Stated problem 1: Write out the labeled region entries from their first line through the line containing "170, 460, 196]", including both of those lines.

### Selected excerpt

I’ve never used them before, but I gather they have a custom control panel and I’m pretty sure the setup will be horrible. How do you convince web clients not to use rubbish cheap hosting? I’m already setting out reasons why this may complicate the setup and how I won’t be able to help them afterwards if issues arise.

This - https://www.shivarweb.com/3280/1-and-1-hosting-review/ - might give you some ammunition.

Thanks, I read that last night and they look pretty horrible, but it often feels like customers have a blind spot on hosting and just want the cheapest option. Then when it’s rubbish they expect the web designer to sort it out.

I have cloud hosting and the cheapest cloud option from 1&1 costs almost £220 a year, which is more than I charge.

Anecdotally, I have a couple of client sites hosted with them and they haven’t caused me any problems. Simple sites though, with limited functionality.

If you can find a technical out that the client might not be interested in refuting, that could be one (like PHP version or something). I wouldn’t want to advocate anything deceptive, obviously; they should be legit concerns.

######

Stated problem 2: Reproduce the whole discussion about persuading clients to avoid cheap web hosting word for word.

### Data listing

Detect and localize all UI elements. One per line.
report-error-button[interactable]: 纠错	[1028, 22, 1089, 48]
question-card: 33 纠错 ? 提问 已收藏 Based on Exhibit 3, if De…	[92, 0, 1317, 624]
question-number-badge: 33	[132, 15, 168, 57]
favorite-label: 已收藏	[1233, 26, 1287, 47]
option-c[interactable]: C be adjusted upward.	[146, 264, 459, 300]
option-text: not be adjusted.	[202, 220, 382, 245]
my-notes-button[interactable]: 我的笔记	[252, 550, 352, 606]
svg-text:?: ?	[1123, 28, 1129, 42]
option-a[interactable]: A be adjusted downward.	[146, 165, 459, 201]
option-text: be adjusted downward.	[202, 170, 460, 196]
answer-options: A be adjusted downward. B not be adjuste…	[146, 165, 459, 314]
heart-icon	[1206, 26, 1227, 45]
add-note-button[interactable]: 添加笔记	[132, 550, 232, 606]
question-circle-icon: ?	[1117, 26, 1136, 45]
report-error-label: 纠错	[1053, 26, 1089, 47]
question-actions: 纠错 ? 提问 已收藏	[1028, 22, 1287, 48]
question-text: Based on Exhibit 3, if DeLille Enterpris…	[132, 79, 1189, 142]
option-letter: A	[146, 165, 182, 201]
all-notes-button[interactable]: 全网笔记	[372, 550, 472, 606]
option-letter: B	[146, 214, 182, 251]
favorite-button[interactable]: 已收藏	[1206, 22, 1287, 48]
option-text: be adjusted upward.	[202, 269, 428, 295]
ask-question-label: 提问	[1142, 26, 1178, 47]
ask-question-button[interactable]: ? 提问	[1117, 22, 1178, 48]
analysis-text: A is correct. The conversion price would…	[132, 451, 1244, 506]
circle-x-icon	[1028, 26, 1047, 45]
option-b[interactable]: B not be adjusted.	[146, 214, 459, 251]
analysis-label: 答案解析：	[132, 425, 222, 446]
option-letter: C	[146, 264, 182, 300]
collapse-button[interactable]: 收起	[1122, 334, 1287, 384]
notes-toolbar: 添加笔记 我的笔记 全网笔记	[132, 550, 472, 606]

######

Exercise response 1:
Detect and localize all UI elements. One per line.
report-error-button[interactable]: 纠错	[1028, 22, 1089, 48]
question-card: 33 纠错 ? 提问 已收藏 Based on Exhibit 3, if De…	[92, 0, 1317, 624]
question-number-badge: 33	[132, 15, 168, 57]
favorite-label: 已收藏	[1233, 26, 1287, 47]
option-c[interactable]: C be adjusted upward.	[146, 264, 459, 300]
option-text: not be adjusted.	[202, 220, 382, 245]
my-notes-button[interactable]: 我的笔记	[252, 550, 352, 606]
svg-text:?: ?	[1123, 28, 1129, 42]
option-a[interactable]: A be adjusted downward.	[146, 165, 459, 201]
option-text: be adjusted downward.	[202, 170, 460, 196]

Exercise response 2:
I’ve never used them before, but I gather they have a custom control panel and I’m pretty sure the setup will be horrible. How do you convince web clients not to use rubbish cheap hosting? I’m already setting out reasons why this may complicate the setup and how I won’t be able to help them afterwards if issues arise.

This - https://www.shivarweb.com/3280/1-and-1-hosting-review/ - might give you some ammunition.

Thanks, I read that last night and they look pretty horrible, but it often feels like customers have a blind spot on hosting and just want the cheapest option. Then when it’s rubbish they expect the web designer to sort it out.

I have cloud hosting and the cheapest cloud option from 1&1 costs almost £220 a year, which is more than I charge.

Anecdotally, I have a couple of client sites hosted with them and they haven’t caused me any problems. Simple sites though, with limited functionality.

If you can find a technical out that the client might not be interested in refuting, that could be one (like PHP version or something). I wouldn’t want to advocate anything deceptive, obviously; they should be legit concerns.